Top of DATA EXCERPTS

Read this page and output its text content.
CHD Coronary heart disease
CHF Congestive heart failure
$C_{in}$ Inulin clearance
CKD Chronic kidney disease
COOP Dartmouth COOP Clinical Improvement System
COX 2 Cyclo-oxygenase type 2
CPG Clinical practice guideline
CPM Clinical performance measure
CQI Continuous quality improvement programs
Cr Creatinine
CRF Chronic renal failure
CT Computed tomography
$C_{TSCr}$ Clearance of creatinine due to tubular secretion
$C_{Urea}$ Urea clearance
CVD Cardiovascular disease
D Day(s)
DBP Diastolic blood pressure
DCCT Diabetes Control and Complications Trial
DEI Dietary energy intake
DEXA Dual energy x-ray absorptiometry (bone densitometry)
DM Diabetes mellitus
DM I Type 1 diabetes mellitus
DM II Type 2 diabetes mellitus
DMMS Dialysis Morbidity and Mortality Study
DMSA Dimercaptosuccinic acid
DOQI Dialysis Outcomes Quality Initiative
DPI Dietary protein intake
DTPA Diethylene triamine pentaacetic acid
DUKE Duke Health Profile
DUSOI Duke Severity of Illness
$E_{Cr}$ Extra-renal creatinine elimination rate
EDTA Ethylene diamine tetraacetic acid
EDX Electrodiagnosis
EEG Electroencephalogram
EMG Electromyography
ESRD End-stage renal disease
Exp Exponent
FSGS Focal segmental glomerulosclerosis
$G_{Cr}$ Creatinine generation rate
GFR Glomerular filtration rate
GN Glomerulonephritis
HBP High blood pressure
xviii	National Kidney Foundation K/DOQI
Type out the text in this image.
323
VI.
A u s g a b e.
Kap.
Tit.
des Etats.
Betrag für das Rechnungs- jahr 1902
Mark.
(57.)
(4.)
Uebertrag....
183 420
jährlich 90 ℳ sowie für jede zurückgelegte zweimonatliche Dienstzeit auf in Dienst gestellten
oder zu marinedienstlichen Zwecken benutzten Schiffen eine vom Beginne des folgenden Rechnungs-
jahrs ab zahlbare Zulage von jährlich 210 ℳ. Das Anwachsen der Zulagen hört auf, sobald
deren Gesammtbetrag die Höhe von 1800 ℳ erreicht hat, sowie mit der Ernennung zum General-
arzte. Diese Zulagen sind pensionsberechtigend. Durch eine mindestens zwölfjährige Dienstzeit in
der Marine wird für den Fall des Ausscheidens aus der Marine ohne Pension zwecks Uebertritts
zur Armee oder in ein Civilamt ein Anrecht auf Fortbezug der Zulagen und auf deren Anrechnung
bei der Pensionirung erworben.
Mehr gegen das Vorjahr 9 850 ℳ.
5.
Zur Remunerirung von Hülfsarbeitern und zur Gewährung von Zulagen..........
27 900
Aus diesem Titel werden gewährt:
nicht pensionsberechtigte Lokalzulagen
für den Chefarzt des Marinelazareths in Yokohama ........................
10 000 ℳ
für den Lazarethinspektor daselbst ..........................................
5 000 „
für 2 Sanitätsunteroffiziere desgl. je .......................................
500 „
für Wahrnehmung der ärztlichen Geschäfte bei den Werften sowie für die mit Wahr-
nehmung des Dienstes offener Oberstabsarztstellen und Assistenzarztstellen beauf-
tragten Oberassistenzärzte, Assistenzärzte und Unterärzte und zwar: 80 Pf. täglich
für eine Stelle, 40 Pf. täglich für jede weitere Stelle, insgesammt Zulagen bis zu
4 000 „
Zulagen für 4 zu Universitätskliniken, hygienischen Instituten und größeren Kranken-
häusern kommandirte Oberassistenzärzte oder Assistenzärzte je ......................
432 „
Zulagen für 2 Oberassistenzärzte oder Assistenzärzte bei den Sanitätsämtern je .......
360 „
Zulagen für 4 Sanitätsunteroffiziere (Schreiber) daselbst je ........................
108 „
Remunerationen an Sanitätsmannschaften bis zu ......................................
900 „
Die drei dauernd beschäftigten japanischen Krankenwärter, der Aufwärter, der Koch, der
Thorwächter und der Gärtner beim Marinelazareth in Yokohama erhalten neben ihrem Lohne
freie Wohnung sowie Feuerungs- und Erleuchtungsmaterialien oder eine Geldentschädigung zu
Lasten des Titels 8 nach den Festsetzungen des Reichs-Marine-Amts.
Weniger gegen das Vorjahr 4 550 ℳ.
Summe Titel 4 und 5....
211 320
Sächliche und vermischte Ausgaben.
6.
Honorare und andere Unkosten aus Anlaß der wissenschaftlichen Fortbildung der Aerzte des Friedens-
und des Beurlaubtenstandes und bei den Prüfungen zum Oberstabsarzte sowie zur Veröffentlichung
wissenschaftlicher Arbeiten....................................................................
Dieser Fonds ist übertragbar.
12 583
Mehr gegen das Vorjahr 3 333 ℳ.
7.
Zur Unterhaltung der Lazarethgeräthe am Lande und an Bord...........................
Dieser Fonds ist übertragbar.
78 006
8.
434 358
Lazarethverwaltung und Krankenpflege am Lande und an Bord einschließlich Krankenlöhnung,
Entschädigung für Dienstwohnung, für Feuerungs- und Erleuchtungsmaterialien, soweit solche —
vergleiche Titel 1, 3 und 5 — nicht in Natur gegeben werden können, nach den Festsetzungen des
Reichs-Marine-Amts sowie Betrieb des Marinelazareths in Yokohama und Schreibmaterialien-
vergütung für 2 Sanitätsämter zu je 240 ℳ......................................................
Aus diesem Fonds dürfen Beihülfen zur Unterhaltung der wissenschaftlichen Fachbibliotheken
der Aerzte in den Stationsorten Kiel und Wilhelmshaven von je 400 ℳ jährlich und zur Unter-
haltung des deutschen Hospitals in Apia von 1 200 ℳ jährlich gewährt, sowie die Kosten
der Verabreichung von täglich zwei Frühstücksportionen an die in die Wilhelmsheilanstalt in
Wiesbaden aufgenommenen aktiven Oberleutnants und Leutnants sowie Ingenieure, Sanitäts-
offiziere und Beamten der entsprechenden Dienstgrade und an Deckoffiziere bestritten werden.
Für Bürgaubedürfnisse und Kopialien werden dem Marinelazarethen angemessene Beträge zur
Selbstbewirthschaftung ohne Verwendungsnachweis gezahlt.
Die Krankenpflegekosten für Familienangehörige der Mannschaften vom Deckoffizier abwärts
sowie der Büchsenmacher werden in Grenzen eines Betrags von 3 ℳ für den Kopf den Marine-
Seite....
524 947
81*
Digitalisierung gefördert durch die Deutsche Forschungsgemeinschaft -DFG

Bottom of DATA EXCERPTS

▶ _WHAT TO WORK ON_:
Every line above needs to be retyped exactly.

▶ _OUTPUT FOR THIS EXERCISE_:
Read this page and output its text content.
CHD Coronary heart disease
CHF Congestive heart failure
$C_{in}$ Inulin clearance
CKD Chronic kidney disease
COOP Dartmouth COOP Clinical Improvement System
COX 2 Cyclo-oxygenase type 2
CPG Clinical practice guideline
CPM Clinical performance measure
CQI Continuous quality improvement programs
Cr Creatinine
CRF Chronic renal failure
CT Computed tomography
$C_{TSCr}$ Clearance of creatinine due to tubular secretion
$C_{Urea}$ Urea clearance
CVD Cardiovascular disease
D Day(s)
DBP Diastolic blood pressure
DCCT Diabetes Control and Complications Trial
DEI Dietary energy intake
DEXA Dual energy x-ray absorptiometry (bone densitometry)
DM Diabetes mellitus
DM I Type 1 diabetes mellitus
DM II Type 2 diabetes mellitus
DMMS Dialysis Morbidity and Mortality Study
DMSA Dimercaptosuccinic acid
DOQI Dialysis Outcomes Quality Initiative
DPI Dietary protein intake
DTPA Diethylene triamine pentaacetic acid
DUKE Duke Health Profile
DUSOI Duke Severity of Illness
$E_{Cr}$ Extra-renal creatinine elimination rate
EDTA Ethylene diamine tetraacetic acid
EDX Electrodiagnosis
EEG Electroencephalogram
EMG Electromyography
ESRD End-stage renal disease
Exp Exponent
FSGS Focal segmental glomerulosclerosis
$G_{Cr}$ Creatinine generation rate
GFR Glomerular filtration rate
GN Glomerulonephritis
HBP High blood pressure
xviii	National Kidney Foundation K/DOQI
Type out the text in this image.
323
VI.
A u s g a b e.
Kap.
Tit.
des Etats.
Betrag für das Rechnungs- jahr 1902
Mark.
(57.)
(4.)
Uebertrag....
183 420
jährlich 90 ℳ sowie für jede zurückgelegte zweimonatliche Dienstzeit auf in Dienst gestellten
oder zu marinedienstlichen Zwecken benutzten Schiffen eine vom Beginne des folgenden Rechnungs-
jahrs ab zahlbare Zulage von jährlich 210 ℳ. Das Anwachsen der Zulagen hört auf, sobald
deren Gesammtbetrag die Höhe von 1800 ℳ erreicht hat, sowie mit der Ernennung zum General-
arzte. Diese Zulagen sind pensionsberechtigend. Durch eine mindestens zwölfjährige Dienstzeit in
der Marine wird für den Fall des Ausscheidens aus der Marine ohne Pension zwecks Uebertritts
zur Armee oder in ein Civilamt ein Anrecht auf Fortbezug der Zulagen und auf deren Anrechnung
bei der Pensionirung erworben.
Mehr gegen das Vorjahr 9 850 ℳ.
5.
Zur Remunerirung von Hülfsarbeitern und zur Gewährung von Zulagen..........
27 900
Aus diesem Titel werden gewährt:
nicht pensionsberechtigte Lokalzulagen
für den Chefarzt des Marinelazareths in Yokohama ........................
10 000 ℳ
für den Lazarethinspektor daselbst ..........................................
5 000 „
für 2 Sanitätsunteroffiziere desgl. je .......................................
500 „
für Wahrnehmung der ärztlichen Geschäfte bei den Werften sowie für die mit Wahr-
nehmung des Dienstes offener Oberstabsarztstellen und Assistenzarztstellen beauf-
tragten Oberassistenzärzte, Assistenzärzte und Unterärzte und zwar: 80 Pf. täglich
für eine Stelle, 40 Pf. täglich für jede weitere Stelle, insgesammt Zulagen bis zu
4 000 „
Zulagen für 4 zu Universitätskliniken, hygienischen Instituten und größeren Kranken-
häusern kommandirte Oberassistenzärzte oder Assistenzärzte je ......................
432 „
Zulagen für 2 Oberassistenzärzte oder Assistenzärzte bei den Sanitätsämtern je .......
360 „
Zulagen für 4 Sanitätsunteroffiziere (Schreiber) daselbst je ........................
108 „
Remunerationen an Sanitätsmannschaften bis zu ......................................
900 „
Die drei dauernd beschäftigten japanischen Krankenwärter, der Aufwärter, der Koch, der
Thorwächter und der Gärtner beim Marinelazareth in Yokohama erhalten neben ihrem Lohne
freie Wohnung sowie Feuerungs- und Erleuchtungsmaterialien oder eine Geldentschädigung zu
Lasten des Titels 8 nach den Festsetzungen des Reichs-Marine-Amts.
Weniger gegen das Vorjahr 4 550 ℳ.
Summe Titel 4 und 5....
211 320
Sächliche und vermischte Ausgaben.
6.
Honorare und andere Unkosten aus Anlaß der wissenschaftlichen Fortbildung der Aerzte des Friedens-
und des Beurlaubtenstandes und bei den Prüfungen zum Oberstabsarzte sowie zur Veröffentlichung
wissenschaftlicher Arbeiten....................................................................
Dieser Fonds ist übertragbar.
12 583
Mehr gegen das Vorjahr 3 333 ℳ.
7.
Zur Unterhaltung der Lazarethgeräthe am Lande und an Bord...........................
Dieser Fonds ist übertragbar.
78 006
8.
434 358
Lazarethverwaltung und Krankenpflege am Lande und an Bord einschließlich Krankenlöhnung,
Entschädigung für Dienstwohnung, für Feuerungs- und Erleuchtungsmaterialien, soweit solche —
vergleiche Titel 1, 3 und 5 — nicht in Natur gegeben werden können, nach den Festsetzungen des
Reichs-Marine-Amts sowie Betrieb des Marinelazareths in Yokohama und Schreibmaterialien-
vergütung für 2 Sanitätsämter zu je 240 ℳ......................................................
Aus diesem Fonds dürfen Beihülfen zur Unterhaltung der wissenschaftlichen Fachbibliotheken
der Aerzte in den Stationsorten Kiel und Wilhelmshaven von je 400 ℳ jährlich und zur Unter-
haltung des deutschen Hospitals in Apia von 1 200 ℳ jährlich gewährt, sowie die Kosten
der Verabreichung von täglich zwei Frühstücksportionen an die in die Wilhelmsheilanstalt in
Wiesbaden aufgenommenen aktiven Oberleutnants und Leutnants sowie Ingenieure, Sanitäts-
offiziere und Beamten der entsprechenden Dienstgrade und an Deckoffiziere bestritten werden.
Für Bürgaubedürfnisse und Kopialien werden dem Marinelazarethen angemessene Beträge zur
Selbstbewirthschaftung ohne Verwendungsnachweis gezahlt.
Die Krankenpflegekosten für Familienangehörige der Mannschaften vom Deckoffizier abwärts
sowie der Büchsenmacher werden in Grenzen eines Betrags von 3 ℳ für den Kopf den Marine-
Seite....
524 947
81*
Digitalisierung gefördert durch die Deutsche Forschungsgemeinschaft -DFG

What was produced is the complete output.